→ **Supplied material**
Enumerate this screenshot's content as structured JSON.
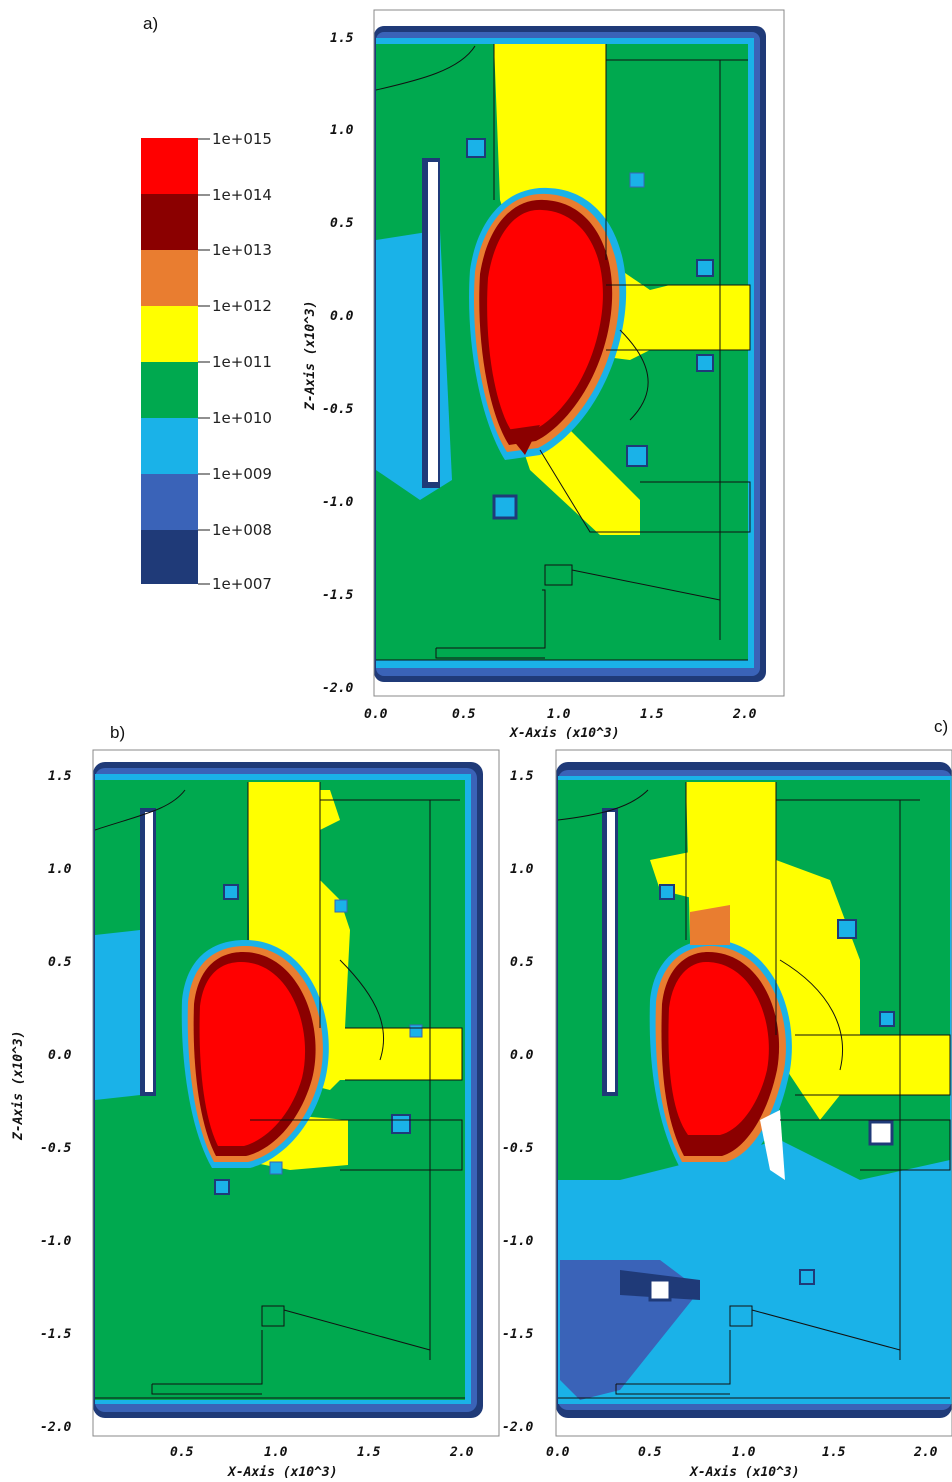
{
  "panels": [
    {
      "id": "a",
      "label": "a)",
      "x_label": "X-Axis (x10^3)",
      "y_label": "Z-Axis (x10^3)",
      "x_ticks": [
        "0.0",
        "0.5",
        "1.0",
        "1.5",
        "2.0"
      ],
      "y_ticks": [
        "1.5",
        "1.0",
        "0.5",
        "0.0",
        "-0.5",
        "-1.0",
        "-1.5",
        "-2.0"
      ]
    },
    {
      "id": "b",
      "label": "b)",
      "x_label": "X-Axis (x10^3)",
      "y_label": "Z-Axis (x10^3)",
      "x_ticks": [
        "0.5",
        "1.0",
        "1.5",
        "2.0"
      ],
      "y_ticks": [
        "1.5",
        "1.0",
        "0.5",
        "0.0",
        "-0.5",
        "-1.0",
        "-1.5",
        "-2.0"
      ]
    },
    {
      "id": "c",
      "label": "c)",
      "x_label": "X-Axis (x10^3)",
      "y_label": "",
      "x_ticks": [
        "0.0",
        "0.5",
        "1.0",
        "1.5",
        "2.0"
      ],
      "y_ticks": [
        "1.5",
        "1.0",
        "0.5",
        "0.0",
        "-0.5",
        "-1.0",
        "-1.5",
        "-2.0"
      ]
    }
  ],
  "colorbar": {
    "labels": [
      "1e+015",
      "1e+014",
      "1e+013",
      "1e+012",
      "1e+011",
      "1e+010",
      "1e+009",
      "1e+008",
      "1e+007"
    ],
    "colors": [
      "#ff0000",
      "#8b0000",
      "#e97d30",
      "#ffff00",
      "#00a94f",
      "#1ab2e8",
      "#3a63b8",
      "#1f3a78"
    ]
  },
  "colors": {
    "outer_dark": "#1f3a78",
    "outer_mid": "#3a63b8",
    "light_blue": "#1ab2e8",
    "green": "#00a94f",
    "yellow": "#ffff00",
    "orange": "#e97d30",
    "dark_red": "#8b0000",
    "red": "#ff0000"
  }
}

→ **Description of the task**
Reproduce every entry exactly, but omit each picture.

→ **Result of the task**
Enumerate this screenshot's content as structured JSON.
{
  "panels": [
    {
      "id": "a",
      "label": "a)",
      "x_label": "X-Axis (x10^3)",
      "y_label": "Z-Axis (x10^3)",
      "x_ticks": [
        "0.0",
        "0.5",
        "1.0",
        "1.5",
        "2.0"
      ],
      "y_ticks": [
        "1.5",
        "1.0",
        "0.5",
        "0.0",
        "-0.5",
        "-1.0",
        "-1.5",
        "-2.0"
      ]
    },
    {
      "id": "b",
      "label": "b)",
      "x_label": "X-Axis (x10^3)",
      "y_label": "Z-Axis (x10^3)",
      "x_ticks": [
        "0.5",
        "1.0",
        "1.5",
        "2.0"
      ],
      "y_ticks": [
        "1.5",
        "1.0",
        "0.5",
        "0.0",
        "-0.5",
        "-1.0",
        "-1.5",
        "-2.0"
      ]
    },
    {
      "id": "c",
      "label": "c)",
      "x_label": "X-Axis (x10^3)",
      "y_label": "",
      "x_ticks": [
        "0.0",
        "0.5",
        "1.0",
        "1.5",
        "2.0"
      ],
      "y_ticks": [
        "1.5",
        "1.0",
        "0.5",
        "0.0",
        "-0.5",
        "-1.0",
        "-1.5",
        "-2.0"
      ]
    }
  ],
  "colorbar": {
    "labels": [
      "1e+015",
      "1e+014",
      "1e+013",
      "1e+012",
      "1e+011",
      "1e+010",
      "1e+009",
      "1e+008",
      "1e+007"
    ],
    "colors": [
      "#ff0000",
      "#8b0000",
      "#e97d30",
      "#ffff00",
      "#00a94f",
      "#1ab2e8",
      "#3a63b8",
      "#1f3a78"
    ]
  },
  "colors": {
    "outer_dark": "#1f3a78",
    "outer_mid": "#3a63b8",
    "light_blue": "#1ab2e8",
    "green": "#00a94f",
    "yellow": "#ffff00",
    "orange": "#e97d30",
    "dark_red": "#8b0000",
    "red": "#ff0000"
  }
}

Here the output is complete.